>> Begin
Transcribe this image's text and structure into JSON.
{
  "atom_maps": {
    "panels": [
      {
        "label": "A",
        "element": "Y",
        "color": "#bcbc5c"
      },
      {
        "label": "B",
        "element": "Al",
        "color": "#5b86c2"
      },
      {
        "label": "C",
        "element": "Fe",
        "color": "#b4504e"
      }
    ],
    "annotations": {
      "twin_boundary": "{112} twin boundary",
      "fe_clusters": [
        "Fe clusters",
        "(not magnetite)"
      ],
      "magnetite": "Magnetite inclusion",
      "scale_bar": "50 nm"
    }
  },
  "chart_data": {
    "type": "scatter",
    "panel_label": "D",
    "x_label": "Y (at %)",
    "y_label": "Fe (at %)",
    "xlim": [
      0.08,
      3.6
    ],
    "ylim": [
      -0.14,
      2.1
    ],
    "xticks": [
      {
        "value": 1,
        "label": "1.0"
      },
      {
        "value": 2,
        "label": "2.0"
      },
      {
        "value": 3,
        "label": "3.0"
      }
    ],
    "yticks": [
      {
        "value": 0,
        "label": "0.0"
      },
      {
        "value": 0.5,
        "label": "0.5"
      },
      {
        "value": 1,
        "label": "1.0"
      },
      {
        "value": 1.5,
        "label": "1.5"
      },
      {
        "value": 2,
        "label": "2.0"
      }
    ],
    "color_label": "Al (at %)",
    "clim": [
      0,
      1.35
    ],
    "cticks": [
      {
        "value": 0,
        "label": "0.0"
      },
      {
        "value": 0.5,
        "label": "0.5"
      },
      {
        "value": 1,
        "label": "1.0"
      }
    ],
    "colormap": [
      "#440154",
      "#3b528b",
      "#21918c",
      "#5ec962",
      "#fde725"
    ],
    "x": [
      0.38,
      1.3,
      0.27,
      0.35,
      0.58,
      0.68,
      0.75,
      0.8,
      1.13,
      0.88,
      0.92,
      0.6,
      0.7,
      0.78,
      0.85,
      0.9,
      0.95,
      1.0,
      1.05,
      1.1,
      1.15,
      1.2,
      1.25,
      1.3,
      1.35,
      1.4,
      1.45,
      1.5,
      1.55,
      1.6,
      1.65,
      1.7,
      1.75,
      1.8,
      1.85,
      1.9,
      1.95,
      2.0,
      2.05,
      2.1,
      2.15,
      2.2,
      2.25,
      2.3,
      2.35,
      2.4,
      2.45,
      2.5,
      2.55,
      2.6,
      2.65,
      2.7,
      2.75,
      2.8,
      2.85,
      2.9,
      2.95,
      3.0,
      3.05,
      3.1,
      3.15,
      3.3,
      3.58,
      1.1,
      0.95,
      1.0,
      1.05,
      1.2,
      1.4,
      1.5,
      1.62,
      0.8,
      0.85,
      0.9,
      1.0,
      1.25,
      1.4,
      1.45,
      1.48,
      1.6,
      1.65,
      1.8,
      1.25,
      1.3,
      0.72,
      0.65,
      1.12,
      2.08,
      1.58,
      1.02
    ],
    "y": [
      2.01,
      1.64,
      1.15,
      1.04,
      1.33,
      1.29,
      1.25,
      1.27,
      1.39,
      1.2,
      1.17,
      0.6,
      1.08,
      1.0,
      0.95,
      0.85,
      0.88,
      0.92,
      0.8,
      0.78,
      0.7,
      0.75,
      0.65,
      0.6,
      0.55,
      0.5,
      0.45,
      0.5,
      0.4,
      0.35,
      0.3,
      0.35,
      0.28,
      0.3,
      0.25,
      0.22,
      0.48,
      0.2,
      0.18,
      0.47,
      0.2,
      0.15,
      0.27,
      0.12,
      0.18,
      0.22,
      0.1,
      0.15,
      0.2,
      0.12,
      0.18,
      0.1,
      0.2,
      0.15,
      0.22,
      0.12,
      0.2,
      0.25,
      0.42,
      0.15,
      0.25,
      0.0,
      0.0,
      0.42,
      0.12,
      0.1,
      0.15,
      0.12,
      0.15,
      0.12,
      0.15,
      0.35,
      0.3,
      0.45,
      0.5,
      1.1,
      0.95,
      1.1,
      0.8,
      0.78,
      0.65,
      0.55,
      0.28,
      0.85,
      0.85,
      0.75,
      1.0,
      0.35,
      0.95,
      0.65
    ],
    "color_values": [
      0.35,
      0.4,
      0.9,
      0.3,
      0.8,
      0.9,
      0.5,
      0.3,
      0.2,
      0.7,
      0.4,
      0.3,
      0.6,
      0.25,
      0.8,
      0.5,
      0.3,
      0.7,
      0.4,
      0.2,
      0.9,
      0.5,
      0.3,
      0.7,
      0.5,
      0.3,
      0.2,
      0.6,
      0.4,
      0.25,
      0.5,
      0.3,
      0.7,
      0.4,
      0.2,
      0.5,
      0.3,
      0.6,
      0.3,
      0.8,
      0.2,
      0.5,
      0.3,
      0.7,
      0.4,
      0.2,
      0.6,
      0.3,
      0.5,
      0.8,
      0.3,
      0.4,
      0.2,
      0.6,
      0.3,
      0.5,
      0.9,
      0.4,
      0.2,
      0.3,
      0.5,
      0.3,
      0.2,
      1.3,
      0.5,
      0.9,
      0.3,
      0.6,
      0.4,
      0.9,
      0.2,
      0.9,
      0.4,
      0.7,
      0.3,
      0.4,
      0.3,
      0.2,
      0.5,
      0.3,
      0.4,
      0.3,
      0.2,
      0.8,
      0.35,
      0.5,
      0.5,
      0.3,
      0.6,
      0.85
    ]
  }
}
>> End
• _TASK INSTRUCTIONS_
Search the entries for the word "magnetite", then list each line that holds it.

• _ANSWER FOR THE TASK_
        "(not magnetite)"
      "magnetite": "Magnetite inclusion",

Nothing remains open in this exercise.